_EXERCISE_: Write the entries below out again exactly; any picture in them stays out.

Dataset rows:
•••
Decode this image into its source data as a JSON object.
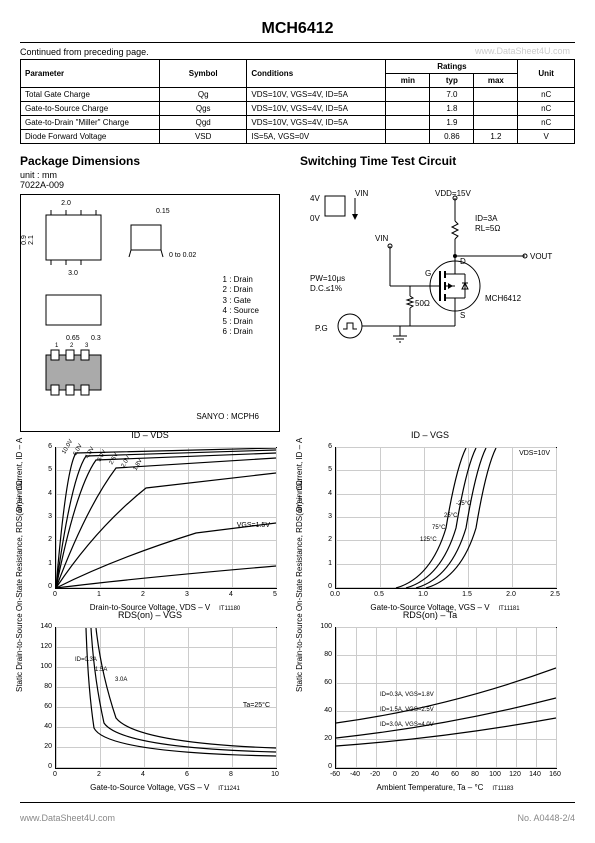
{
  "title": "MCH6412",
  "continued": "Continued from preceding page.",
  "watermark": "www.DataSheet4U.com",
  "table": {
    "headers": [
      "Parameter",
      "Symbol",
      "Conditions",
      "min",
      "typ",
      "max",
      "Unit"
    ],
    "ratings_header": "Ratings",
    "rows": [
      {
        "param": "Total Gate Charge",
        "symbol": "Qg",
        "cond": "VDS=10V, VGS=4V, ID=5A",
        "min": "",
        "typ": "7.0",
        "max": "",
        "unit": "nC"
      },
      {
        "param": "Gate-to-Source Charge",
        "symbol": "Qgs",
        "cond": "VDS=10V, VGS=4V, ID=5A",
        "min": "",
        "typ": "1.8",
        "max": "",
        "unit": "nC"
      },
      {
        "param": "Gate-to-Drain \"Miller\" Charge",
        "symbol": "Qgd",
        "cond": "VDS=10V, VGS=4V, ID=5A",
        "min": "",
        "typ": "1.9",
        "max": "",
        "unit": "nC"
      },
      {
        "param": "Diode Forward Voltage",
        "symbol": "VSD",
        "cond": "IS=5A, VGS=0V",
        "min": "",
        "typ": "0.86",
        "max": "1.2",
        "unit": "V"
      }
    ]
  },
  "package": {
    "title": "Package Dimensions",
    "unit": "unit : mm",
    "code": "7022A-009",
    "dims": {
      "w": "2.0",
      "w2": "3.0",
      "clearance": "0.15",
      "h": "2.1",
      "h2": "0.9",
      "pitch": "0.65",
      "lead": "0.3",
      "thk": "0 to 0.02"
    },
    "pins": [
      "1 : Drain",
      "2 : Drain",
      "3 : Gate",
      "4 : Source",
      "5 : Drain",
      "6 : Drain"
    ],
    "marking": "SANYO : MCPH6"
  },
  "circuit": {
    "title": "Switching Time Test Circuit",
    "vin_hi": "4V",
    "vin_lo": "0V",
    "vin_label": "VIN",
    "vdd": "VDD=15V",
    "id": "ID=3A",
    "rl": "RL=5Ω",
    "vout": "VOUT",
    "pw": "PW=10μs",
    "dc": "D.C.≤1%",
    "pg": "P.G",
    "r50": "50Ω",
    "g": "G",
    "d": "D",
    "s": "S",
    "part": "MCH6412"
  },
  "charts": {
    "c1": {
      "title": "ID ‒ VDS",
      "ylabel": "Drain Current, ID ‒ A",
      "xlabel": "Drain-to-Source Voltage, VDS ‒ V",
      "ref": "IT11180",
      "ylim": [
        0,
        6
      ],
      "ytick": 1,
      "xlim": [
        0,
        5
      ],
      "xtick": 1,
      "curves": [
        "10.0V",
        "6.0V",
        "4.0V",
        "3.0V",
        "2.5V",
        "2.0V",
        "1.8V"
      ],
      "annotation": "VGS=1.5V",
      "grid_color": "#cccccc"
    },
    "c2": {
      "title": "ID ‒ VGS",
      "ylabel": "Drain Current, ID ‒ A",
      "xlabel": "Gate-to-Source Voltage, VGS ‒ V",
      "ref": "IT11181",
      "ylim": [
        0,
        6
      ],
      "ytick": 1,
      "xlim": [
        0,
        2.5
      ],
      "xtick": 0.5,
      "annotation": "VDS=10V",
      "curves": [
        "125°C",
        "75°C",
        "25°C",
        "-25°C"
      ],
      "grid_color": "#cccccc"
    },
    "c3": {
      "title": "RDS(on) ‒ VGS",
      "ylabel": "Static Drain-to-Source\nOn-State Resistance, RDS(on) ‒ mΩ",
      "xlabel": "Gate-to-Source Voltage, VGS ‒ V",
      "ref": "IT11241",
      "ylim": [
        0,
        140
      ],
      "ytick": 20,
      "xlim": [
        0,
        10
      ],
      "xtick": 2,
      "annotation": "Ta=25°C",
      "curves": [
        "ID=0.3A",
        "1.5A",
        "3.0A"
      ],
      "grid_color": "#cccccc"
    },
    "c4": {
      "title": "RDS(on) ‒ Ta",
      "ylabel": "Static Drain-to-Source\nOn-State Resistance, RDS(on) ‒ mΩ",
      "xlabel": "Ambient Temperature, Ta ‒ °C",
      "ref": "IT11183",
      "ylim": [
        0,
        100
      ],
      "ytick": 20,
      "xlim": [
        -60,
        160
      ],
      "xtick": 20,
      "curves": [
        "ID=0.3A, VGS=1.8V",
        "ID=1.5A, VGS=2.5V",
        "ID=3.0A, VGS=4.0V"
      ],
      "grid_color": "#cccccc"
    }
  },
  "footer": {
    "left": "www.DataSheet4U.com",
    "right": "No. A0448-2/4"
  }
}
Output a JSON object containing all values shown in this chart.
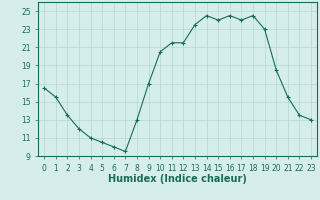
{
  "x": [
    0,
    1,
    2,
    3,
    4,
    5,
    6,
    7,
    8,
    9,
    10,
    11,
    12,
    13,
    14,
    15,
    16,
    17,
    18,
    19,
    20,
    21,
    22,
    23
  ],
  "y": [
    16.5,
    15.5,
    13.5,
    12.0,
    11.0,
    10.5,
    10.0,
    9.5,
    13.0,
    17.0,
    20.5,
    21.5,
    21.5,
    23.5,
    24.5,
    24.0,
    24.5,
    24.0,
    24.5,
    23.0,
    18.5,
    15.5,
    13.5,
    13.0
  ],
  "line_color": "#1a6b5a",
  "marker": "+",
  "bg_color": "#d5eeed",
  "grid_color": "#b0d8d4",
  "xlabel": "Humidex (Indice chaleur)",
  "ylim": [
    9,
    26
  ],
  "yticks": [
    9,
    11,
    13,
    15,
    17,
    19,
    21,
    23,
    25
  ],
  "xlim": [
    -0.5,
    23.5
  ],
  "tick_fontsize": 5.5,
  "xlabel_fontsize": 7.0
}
•••
_RESPONSE_:
Decode this image into its source data as a JSON object.
{
  "title": "MCH6412",
  "continued": "Continued from preceding page.",
  "watermark": "www.DataSheet4U.com",
  "table": {
    "headers": [
      "Parameter",
      "Symbol",
      "Conditions",
      "min",
      "typ",
      "max",
      "Unit"
    ],
    "ratings_header": "Ratings",
    "rows": [
      {
        "param": "Total Gate Charge",
        "symbol": "Qg",
        "cond": "VDS=10V, VGS=4V, ID=5A",
        "min": "",
        "typ": "7.0",
        "max": "",
        "unit": "nC"
      },
      {
        "param": "Gate-to-Source Charge",
        "symbol": "Qgs",
        "cond": "VDS=10V, VGS=4V, ID=5A",
        "min": "",
        "typ": "1.8",
        "max": "",
        "unit": "nC"
      },
      {
        "param": "Gate-to-Drain \"Miller\" Charge",
        "symbol": "Qgd",
        "cond": "VDS=10V, VGS=4V, ID=5A",
        "min": "",
        "typ": "1.9",
        "max": "",
        "unit": "nC"
      },
      {
        "param": "Diode Forward Voltage",
        "symbol": "VSD",
        "cond": "IS=5A, VGS=0V",
        "min": "",
        "typ": "0.86",
        "max": "1.2",
        "unit": "V"
      }
    ]
  },
  "package": {
    "title": "Package Dimensions",
    "unit": "unit : mm",
    "code": "7022A-009",
    "dims": {
      "w": "2.0",
      "w2": "3.0",
      "clearance": "0.15",
      "h": "2.1",
      "h2": "0.9",
      "pitch": "0.65",
      "lead": "0.3",
      "thk": "0 to 0.02"
    },
    "pins": [
      "1 : Drain",
      "2 : Drain",
      "3 : Gate",
      "4 : Source",
      "5 : Drain",
      "6 : Drain"
    ],
    "marking": "SANYO : MCPH6"
  },
  "circuit": {
    "title": "Switching Time Test Circuit",
    "vin_hi": "4V",
    "vin_lo": "0V",
    "vin_label": "VIN",
    "vdd": "VDD=15V",
    "id": "ID=3A",
    "rl": "RL=5Ω",
    "vout": "VOUT",
    "pw": "PW=10μs",
    "dc": "D.C.≤1%",
    "pg": "P.G",
    "r50": "50Ω",
    "g": "G",
    "d": "D",
    "s": "S",
    "part": "MCH6412"
  },
  "charts": {
    "c1": {
      "title": "ID ‒ VDS",
      "ylabel": "Drain Current, ID ‒ A",
      "xlabel": "Drain-to-Source Voltage, VDS ‒ V",
      "ref": "IT11180",
      "ylim": [
        0,
        6
      ],
      "ytick": 1,
      "xlim": [
        0,
        5
      ],
      "xtick": 1,
      "curves": [
        "10.0V",
        "6.0V",
        "4.0V",
        "3.0V",
        "2.5V",
        "2.0V",
        "1.8V"
      ],
      "annotation": "VGS=1.5V",
      "grid_color": "#cccccc"
    },
    "c2": {
      "title": "ID ‒ VGS",
      "ylabel": "Drain Current, ID ‒ A",
      "xlabel": "Gate-to-Source Voltage, VGS ‒ V",
      "ref": "IT11181",
      "ylim": [
        0,
        6
      ],
      "ytick": 1,
      "xlim": [
        0,
        2.5
      ],
      "xtick": 0.5,
      "annotation": "VDS=10V",
      "curves": [
        "125°C",
        "75°C",
        "25°C",
        "-25°C"
      ],
      "grid_color": "#cccccc"
    },
    "c3": {
      "title": "RDS(on) ‒ VGS",
      "ylabel": "Static Drain-to-Source\nOn-State Resistance, RDS(on) ‒ mΩ",
      "xlabel": "Gate-to-Source Voltage, VGS ‒ V",
      "ref": "IT11241",
      "ylim": [
        0,
        140
      ],
      "ytick": 20,
      "xlim": [
        0,
        10
      ],
      "xtick": 2,
      "annotation": "Ta=25°C",
      "curves": [
        "ID=0.3A",
        "1.5A",
        "3.0A"
      ],
      "grid_color": "#cccccc"
    },
    "c4": {
      "title": "RDS(on) ‒ Ta",
      "ylabel": "Static Drain-to-Source\nOn-State Resistance, RDS(on) ‒ mΩ",
      "xlabel": "Ambient Temperature, Ta ‒ °C",
      "ref": "IT11183",
      "ylim": [
        0,
        100
      ],
      "ytick": 20,
      "xlim": [
        -60,
        160
      ],
      "xtick": 20,
      "curves": [
        "ID=0.3A, VGS=1.8V",
        "ID=1.5A, VGS=2.5V",
        "ID=3.0A, VGS=4.0V"
      ],
      "grid_color": "#cccccc"
    }
  },
  "footer": {
    "left": "www.DataSheet4U.com",
    "right": "No. A0448-2/4"
  }
}
Output a JSON object containing all values shown in this chart.
{
  "x": [
    0,
    1,
    2,
    3,
    4,
    5,
    6,
    7,
    8,
    9,
    10,
    11,
    12,
    13,
    14,
    15,
    16,
    17,
    18,
    19,
    20,
    21,
    22,
    23
  ],
  "y": [
    16.5,
    15.5,
    13.5,
    12.0,
    11.0,
    10.5,
    10.0,
    9.5,
    13.0,
    17.0,
    20.5,
    21.5,
    21.5,
    23.5,
    24.5,
    24.0,
    24.5,
    24.0,
    24.5,
    23.0,
    18.5,
    15.5,
    13.5,
    13.0
  ],
  "line_color": "#1a6b5a",
  "marker": "+",
  "bg_color": "#d5eeed",
  "grid_color": "#b0d8d4",
  "xlabel": "Humidex (Indice chaleur)",
  "ylim": [
    9,
    26
  ],
  "yticks": [
    9,
    11,
    13,
    15,
    17,
    19,
    21,
    23,
    25
  ],
  "xlim": [
    -0.5,
    23.5
  ],
  "tick_fontsize": 5.5,
  "xlabel_fontsize": 7.0
}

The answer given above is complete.